Saved data entries
----------------
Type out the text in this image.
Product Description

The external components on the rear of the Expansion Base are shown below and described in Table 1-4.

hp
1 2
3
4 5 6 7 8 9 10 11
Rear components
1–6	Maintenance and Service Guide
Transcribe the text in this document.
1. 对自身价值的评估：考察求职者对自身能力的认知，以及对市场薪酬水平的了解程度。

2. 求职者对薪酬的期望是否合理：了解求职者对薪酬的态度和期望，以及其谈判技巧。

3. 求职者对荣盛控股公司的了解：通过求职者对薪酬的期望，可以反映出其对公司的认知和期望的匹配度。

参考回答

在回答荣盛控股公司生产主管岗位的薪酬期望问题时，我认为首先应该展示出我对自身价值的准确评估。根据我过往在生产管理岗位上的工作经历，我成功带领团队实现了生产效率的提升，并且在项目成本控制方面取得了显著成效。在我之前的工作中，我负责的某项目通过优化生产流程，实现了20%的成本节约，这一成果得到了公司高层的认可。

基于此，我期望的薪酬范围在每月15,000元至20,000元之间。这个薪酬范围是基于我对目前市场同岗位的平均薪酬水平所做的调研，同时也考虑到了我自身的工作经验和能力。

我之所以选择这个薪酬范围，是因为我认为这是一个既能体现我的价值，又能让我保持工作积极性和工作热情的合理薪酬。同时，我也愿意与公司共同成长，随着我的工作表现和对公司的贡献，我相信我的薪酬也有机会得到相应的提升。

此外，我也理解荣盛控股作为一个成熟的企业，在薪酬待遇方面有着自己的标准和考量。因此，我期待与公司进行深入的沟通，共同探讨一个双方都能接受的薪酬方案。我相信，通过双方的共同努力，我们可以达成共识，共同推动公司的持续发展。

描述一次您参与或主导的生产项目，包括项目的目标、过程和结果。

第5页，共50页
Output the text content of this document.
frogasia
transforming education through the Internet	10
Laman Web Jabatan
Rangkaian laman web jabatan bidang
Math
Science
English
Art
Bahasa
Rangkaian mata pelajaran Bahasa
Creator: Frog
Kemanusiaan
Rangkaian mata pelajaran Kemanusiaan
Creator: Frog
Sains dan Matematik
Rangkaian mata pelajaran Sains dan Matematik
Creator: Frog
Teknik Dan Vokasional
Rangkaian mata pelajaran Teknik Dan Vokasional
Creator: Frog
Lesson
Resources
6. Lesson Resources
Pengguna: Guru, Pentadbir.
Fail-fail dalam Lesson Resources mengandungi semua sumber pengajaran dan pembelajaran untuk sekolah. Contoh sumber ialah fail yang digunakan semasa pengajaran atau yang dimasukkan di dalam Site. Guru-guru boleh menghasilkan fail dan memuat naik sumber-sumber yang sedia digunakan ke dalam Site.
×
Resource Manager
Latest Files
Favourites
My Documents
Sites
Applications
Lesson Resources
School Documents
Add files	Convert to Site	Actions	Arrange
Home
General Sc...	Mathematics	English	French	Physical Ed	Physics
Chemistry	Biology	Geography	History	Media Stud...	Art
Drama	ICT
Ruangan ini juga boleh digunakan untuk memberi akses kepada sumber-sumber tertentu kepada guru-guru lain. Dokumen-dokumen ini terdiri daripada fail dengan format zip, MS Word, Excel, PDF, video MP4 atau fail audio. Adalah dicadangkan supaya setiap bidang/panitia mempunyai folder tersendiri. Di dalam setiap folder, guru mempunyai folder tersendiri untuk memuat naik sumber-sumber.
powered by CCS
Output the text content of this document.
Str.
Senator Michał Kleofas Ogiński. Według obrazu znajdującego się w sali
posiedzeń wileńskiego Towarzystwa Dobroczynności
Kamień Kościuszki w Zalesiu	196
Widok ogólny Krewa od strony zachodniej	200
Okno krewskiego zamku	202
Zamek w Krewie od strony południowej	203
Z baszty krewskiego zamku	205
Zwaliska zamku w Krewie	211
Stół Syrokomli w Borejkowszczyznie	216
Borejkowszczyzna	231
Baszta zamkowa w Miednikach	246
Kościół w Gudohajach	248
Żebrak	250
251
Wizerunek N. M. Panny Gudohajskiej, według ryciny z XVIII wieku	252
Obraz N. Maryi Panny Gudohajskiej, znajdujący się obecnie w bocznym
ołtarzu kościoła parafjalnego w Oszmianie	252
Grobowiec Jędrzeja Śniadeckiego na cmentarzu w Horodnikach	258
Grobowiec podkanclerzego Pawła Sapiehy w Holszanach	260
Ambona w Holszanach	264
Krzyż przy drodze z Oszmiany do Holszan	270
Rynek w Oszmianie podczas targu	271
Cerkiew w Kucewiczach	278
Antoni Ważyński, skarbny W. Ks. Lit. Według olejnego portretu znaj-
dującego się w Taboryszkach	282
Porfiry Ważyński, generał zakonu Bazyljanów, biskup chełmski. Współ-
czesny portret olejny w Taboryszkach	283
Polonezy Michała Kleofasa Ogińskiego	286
----------------
**Instructions for the task:**
Which lines of the material contain the string "Vokasional"? List each of them.

**Result below:**
Teknik Dan Vokasional
Rangkaian mata pelajaran Teknik Dan Vokasional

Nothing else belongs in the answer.